▶ **Your goal**:
The entries below contain pictures. Retype everything except those pictures, exactly as given.

▶ **Entries shown**:

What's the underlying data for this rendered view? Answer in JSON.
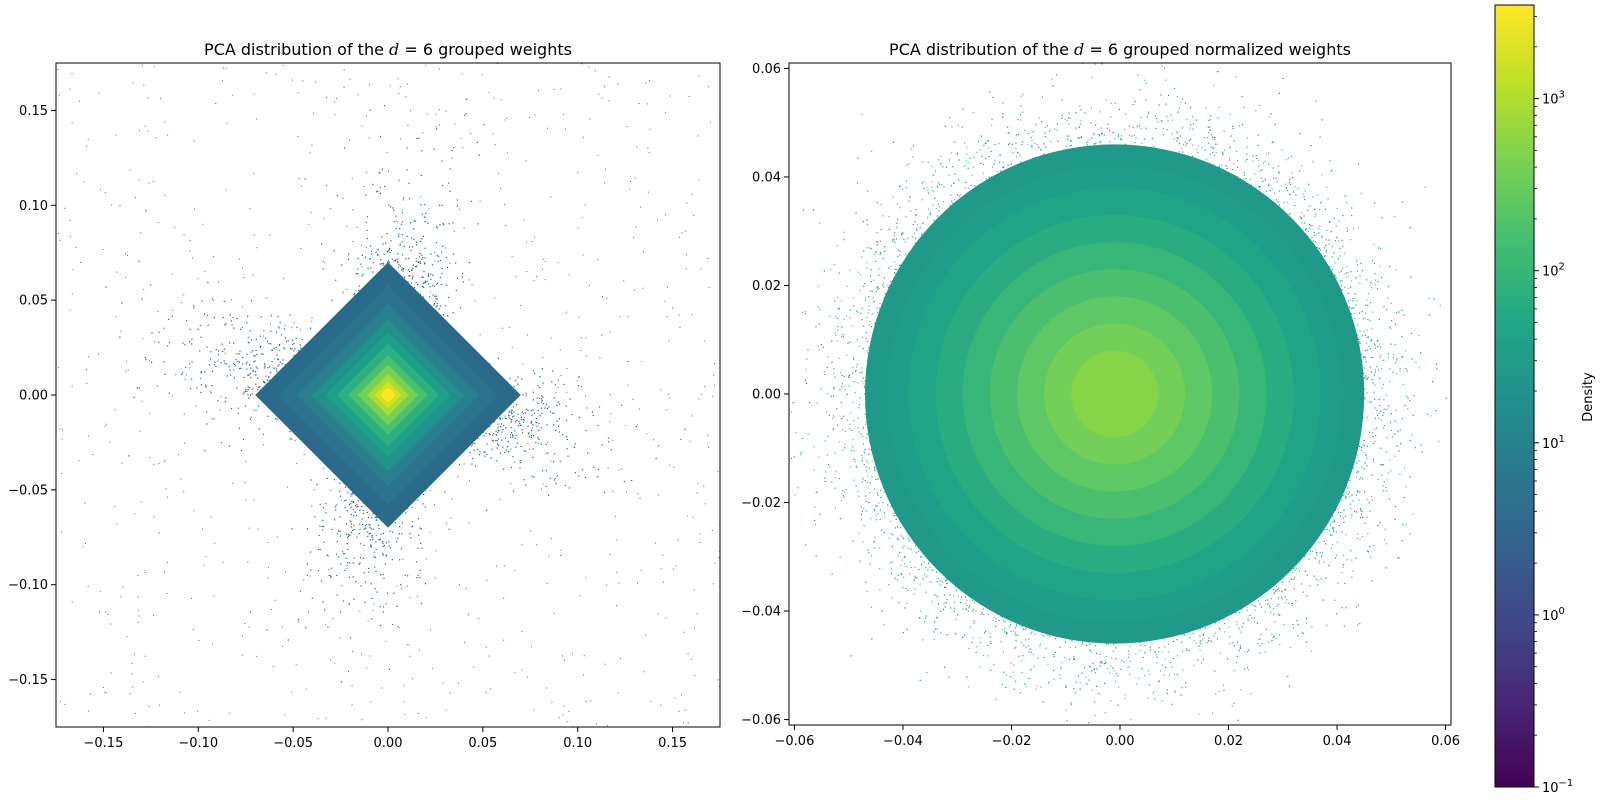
{
  "chart_data": [
    {
      "type": "heatmap",
      "title_prefix": "PCA distribution of the ",
      "title_math": "d",
      "title_math_rest": " = 6",
      "title_suffix": " grouped weights",
      "xlabel": "",
      "ylabel": "",
      "xlim": [
        -0.175,
        0.175
      ],
      "ylim": [
        -0.175,
        0.175
      ],
      "xticks": [
        -0.15,
        -0.1,
        -0.05,
        0.0,
        0.05,
        0.1,
        0.15
      ],
      "xtick_labels": [
        "−0.15",
        "−0.10",
        "−0.05",
        "0.00",
        "0.05",
        "0.10",
        "0.15"
      ],
      "yticks": [
        -0.15,
        -0.1,
        -0.05,
        0.0,
        0.05,
        0.1,
        0.15
      ],
      "ytick_labels": [
        "−0.15",
        "−0.10",
        "−0.05",
        "0.00",
        "0.05",
        "0.10",
        "0.15"
      ],
      "distribution": "star",
      "center": [
        0.0,
        0.0
      ],
      "peak_density": 3000,
      "grid": false
    },
    {
      "type": "heatmap",
      "title_prefix": "PCA distribution of the ",
      "title_math": "d",
      "title_math_rest": " = 6",
      "title_suffix": " grouped normalized weights",
      "xlabel": "",
      "ylabel": "",
      "xlim": [
        -0.061,
        0.061
      ],
      "ylim": [
        -0.061,
        0.061
      ],
      "xticks": [
        -0.06,
        -0.04,
        -0.02,
        0.0,
        0.02,
        0.04,
        0.06
      ],
      "xtick_labels": [
        "−0.06",
        "−0.04",
        "−0.02",
        "0.00",
        "0.02",
        "0.04",
        "0.06"
      ],
      "yticks": [
        -0.06,
        -0.04,
        -0.02,
        0.0,
        0.02,
        0.04,
        0.06
      ],
      "ytick_labels": [
        "−0.06",
        "−0.04",
        "−0.02",
        "0.00",
        "0.02",
        "0.04",
        "0.06"
      ],
      "distribution": "disk",
      "center": [
        -0.001,
        0.0
      ],
      "peak_density": 500,
      "grid": false
    }
  ],
  "colorbar": {
    "label": "Density",
    "scale": "log",
    "colormap": "viridis",
    "range": [
      0.1,
      3500
    ],
    "ticks": [
      {
        "value": 0.1,
        "base": "10",
        "exp": "−1"
      },
      {
        "value": 1,
        "base": "10",
        "exp": "0"
      },
      {
        "value": 10,
        "base": "10",
        "exp": "1"
      },
      {
        "value": 100,
        "base": "10",
        "exp": "2"
      },
      {
        "value": 1000,
        "base": "10",
        "exp": "3"
      }
    ]
  }
}
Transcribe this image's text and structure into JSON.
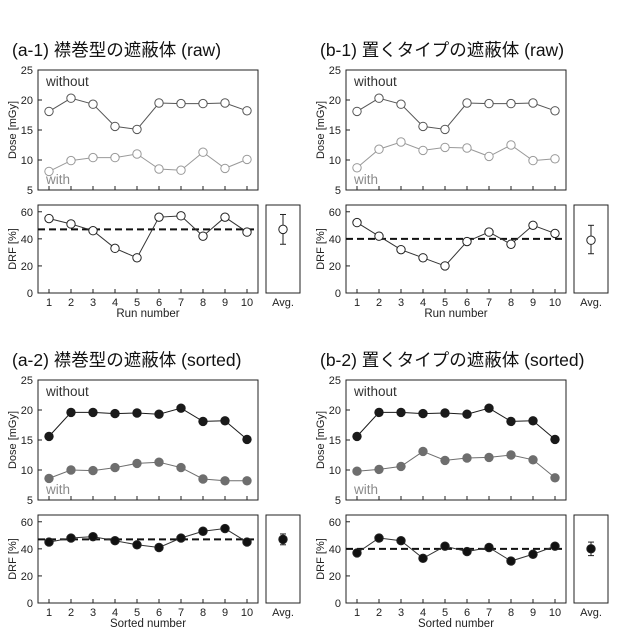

▶ **Correct result**:
What's the underlying data for this rendered view? Answer in JSON.
{
  "chart_data": [
    {
      "type": "heatmap",
      "title_prefix": "PCA distribution of the ",
      "title_math": "d",
      "title_math_rest": " = 6",
      "title_suffix": " grouped weights",
      "xlabel": "",
      "ylabel": "",
      "xlim": [
        -0.175,
        0.175
      ],
      "ylim": [
        -0.175,
        0.175
      ],
      "xticks": [
        -0.15,
        -0.1,
        -0.05,
        0.0,
        0.05,
        0.1,
        0.15
      ],
      "xtick_labels": [
        "−0.15",
        "−0.10",
        "−0.05",
        "0.00",
        "0.05",
        "0.10",
        "0.15"
      ],
      "yticks": [
        -0.15,
        -0.1,
        -0.05,
        0.0,
        0.05,
        0.1,
        0.15
      ],
      "ytick_labels": [
        "−0.15",
        "−0.10",
        "−0.05",
        "0.00",
        "0.05",
        "0.10",
        "0.15"
      ],
      "distribution": "star",
      "center": [
        0.0,
        0.0
      ],
      "peak_density": 3000,
      "grid": false
    },
    {
      "type": "heatmap",
      "title_prefix": "PCA distribution of the ",
      "title_math": "d",
      "title_math_rest": " = 6",
      "title_suffix": " grouped normalized weights",
      "xlabel": "",
      "ylabel": "",
      "xlim": [
        -0.061,
        0.061
      ],
      "ylim": [
        -0.061,
        0.061
      ],
      "xticks": [
        -0.06,
        -0.04,
        -0.02,
        0.0,
        0.02,
        0.04,
        0.06
      ],
      "xtick_labels": [
        "−0.06",
        "−0.04",
        "−0.02",
        "0.00",
        "0.02",
        "0.04",
        "0.06"
      ],
      "yticks": [
        -0.06,
        -0.04,
        -0.02,
        0.0,
        0.02,
        0.04,
        0.06
      ],
      "ytick_labels": [
        "−0.06",
        "−0.04",
        "−0.02",
        "0.00",
        "0.02",
        "0.04",
        "0.06"
      ],
      "distribution": "disk",
      "center": [
        -0.001,
        0.0
      ],
      "peak_density": 500,
      "grid": false
    }
  ],
  "colorbar": {
    "label": "Density",
    "scale": "log",
    "colormap": "viridis",
    "range": [
      0.1,
      3500
    ],
    "ticks": [
      {
        "value": 0.1,
        "base": "10",
        "exp": "−1"
      },
      {
        "value": 1,
        "base": "10",
        "exp": "0"
      },
      {
        "value": 10,
        "base": "10",
        "exp": "1"
      },
      {
        "value": 100,
        "base": "10",
        "exp": "2"
      },
      {
        "value": 1000,
        "base": "10",
        "exp": "3"
      }
    ]
  }
}
Transcribe this image's text and structure into JSON.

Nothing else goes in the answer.